_Recorded data_.

§ §

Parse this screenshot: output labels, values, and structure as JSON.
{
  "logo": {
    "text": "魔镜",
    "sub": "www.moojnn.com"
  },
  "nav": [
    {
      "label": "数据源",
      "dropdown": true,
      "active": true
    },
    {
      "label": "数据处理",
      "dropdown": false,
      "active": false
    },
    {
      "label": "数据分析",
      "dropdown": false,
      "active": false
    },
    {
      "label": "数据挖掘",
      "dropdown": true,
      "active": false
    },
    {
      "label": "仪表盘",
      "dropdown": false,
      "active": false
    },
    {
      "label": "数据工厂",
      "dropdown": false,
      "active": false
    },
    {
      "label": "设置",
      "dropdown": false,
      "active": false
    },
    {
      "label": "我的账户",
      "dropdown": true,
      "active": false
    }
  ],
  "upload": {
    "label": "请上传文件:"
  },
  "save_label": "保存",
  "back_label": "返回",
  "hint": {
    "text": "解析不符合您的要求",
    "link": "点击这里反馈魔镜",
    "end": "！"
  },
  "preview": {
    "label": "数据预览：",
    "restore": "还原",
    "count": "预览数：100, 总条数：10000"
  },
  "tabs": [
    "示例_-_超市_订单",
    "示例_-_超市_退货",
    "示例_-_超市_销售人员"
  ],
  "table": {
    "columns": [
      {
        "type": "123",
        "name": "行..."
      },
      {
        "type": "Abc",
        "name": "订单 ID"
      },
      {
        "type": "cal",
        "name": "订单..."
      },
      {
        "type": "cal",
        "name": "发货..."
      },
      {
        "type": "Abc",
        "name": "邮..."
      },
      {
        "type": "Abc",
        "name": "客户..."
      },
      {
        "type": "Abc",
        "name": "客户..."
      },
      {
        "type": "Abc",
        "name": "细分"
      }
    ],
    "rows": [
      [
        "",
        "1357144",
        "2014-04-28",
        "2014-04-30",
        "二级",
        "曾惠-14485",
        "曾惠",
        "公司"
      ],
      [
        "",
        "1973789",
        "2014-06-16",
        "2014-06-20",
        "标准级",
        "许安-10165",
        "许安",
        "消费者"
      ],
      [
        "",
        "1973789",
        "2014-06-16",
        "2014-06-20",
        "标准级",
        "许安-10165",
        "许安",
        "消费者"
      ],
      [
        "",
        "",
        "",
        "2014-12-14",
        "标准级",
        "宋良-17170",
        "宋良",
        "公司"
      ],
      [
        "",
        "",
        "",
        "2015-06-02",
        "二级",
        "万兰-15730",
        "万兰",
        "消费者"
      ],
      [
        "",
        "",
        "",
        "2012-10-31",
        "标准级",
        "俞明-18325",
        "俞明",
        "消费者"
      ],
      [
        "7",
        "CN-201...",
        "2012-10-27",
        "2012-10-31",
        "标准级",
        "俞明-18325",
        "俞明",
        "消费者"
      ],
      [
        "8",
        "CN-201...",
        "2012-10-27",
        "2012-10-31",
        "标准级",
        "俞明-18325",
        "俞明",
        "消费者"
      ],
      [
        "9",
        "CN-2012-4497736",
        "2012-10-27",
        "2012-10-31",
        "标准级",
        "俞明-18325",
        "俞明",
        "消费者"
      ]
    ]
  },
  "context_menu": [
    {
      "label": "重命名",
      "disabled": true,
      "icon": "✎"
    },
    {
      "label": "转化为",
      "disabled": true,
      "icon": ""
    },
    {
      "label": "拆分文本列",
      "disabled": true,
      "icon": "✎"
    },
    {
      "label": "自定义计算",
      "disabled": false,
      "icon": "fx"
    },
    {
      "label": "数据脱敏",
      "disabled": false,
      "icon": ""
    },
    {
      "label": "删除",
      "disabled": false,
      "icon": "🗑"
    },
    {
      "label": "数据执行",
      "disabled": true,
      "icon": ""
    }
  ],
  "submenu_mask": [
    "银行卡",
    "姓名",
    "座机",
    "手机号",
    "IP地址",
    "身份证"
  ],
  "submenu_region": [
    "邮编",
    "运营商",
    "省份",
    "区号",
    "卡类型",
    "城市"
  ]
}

§ §

_Work required_. Determine how many lines above contain "name" as a word or string. Give the number alone.

_Solution_. 8